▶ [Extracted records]
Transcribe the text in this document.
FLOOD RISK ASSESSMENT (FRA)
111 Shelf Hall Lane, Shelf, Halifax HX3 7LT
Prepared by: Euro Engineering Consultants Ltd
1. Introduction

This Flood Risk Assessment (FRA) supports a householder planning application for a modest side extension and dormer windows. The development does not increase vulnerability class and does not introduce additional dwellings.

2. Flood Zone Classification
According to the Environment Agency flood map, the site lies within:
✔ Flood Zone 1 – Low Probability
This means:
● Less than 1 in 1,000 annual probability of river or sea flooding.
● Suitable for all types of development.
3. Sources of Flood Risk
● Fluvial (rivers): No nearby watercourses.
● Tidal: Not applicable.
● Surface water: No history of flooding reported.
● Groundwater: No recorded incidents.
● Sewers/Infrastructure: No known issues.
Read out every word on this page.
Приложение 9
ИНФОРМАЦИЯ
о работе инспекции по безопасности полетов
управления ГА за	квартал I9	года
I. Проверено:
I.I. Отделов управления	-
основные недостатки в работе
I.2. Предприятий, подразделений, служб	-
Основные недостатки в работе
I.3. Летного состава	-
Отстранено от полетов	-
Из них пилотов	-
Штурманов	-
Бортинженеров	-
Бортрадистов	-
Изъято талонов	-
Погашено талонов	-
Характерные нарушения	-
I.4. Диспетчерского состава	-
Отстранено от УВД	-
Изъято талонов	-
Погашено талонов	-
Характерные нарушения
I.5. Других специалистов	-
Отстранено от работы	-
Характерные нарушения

▶ [PROBLEM]
Type out the full listing again, exactly as given.

▶ [RESULT]
Transcribe the text in this document.
FLOOD RISK ASSESSMENT (FRA)
111 Shelf Hall Lane, Shelf, Halifax HX3 7LT
Prepared by: Euro Engineering Consultants Ltd
1. Introduction

This Flood Risk Assessment (FRA) supports a householder planning application for a modest side extension and dormer windows. The development does not increase vulnerability class and does not introduce additional dwellings.

2. Flood Zone Classification
According to the Environment Agency flood map, the site lies within:
✔ Flood Zone 1 – Low Probability
This means:
● Less than 1 in 1,000 annual probability of river or sea flooding.
● Suitable for all types of development.
3. Sources of Flood Risk
● Fluvial (rivers): No nearby watercourses.
● Tidal: Not applicable.
● Surface water: No history of flooding reported.
● Groundwater: No recorded incidents.
● Sewers/Infrastructure: No known issues.
Read out every word on this page.
Приложение 9
ИНФОРМАЦИЯ
о работе инспекции по безопасности полетов
управления ГА за	квартал I9	года
I. Проверено:
I.I. Отделов управления	-
основные недостатки в работе
I.2. Предприятий, подразделений, служб	-
Основные недостатки в работе
I.3. Летного состава	-
Отстранено от полетов	-
Из них пилотов	-
Штурманов	-
Бортинженеров	-
Бортрадистов	-
Изъято талонов	-
Погашено талонов	-
Характерные нарушения	-
I.4. Диспетчерского состава	-
Отстранено от УВД	-
Изъято талонов	-
Погашено талонов	-
Характерные нарушения
I.5. Других специалистов	-
Отстранено от работы	-
Характерные нарушения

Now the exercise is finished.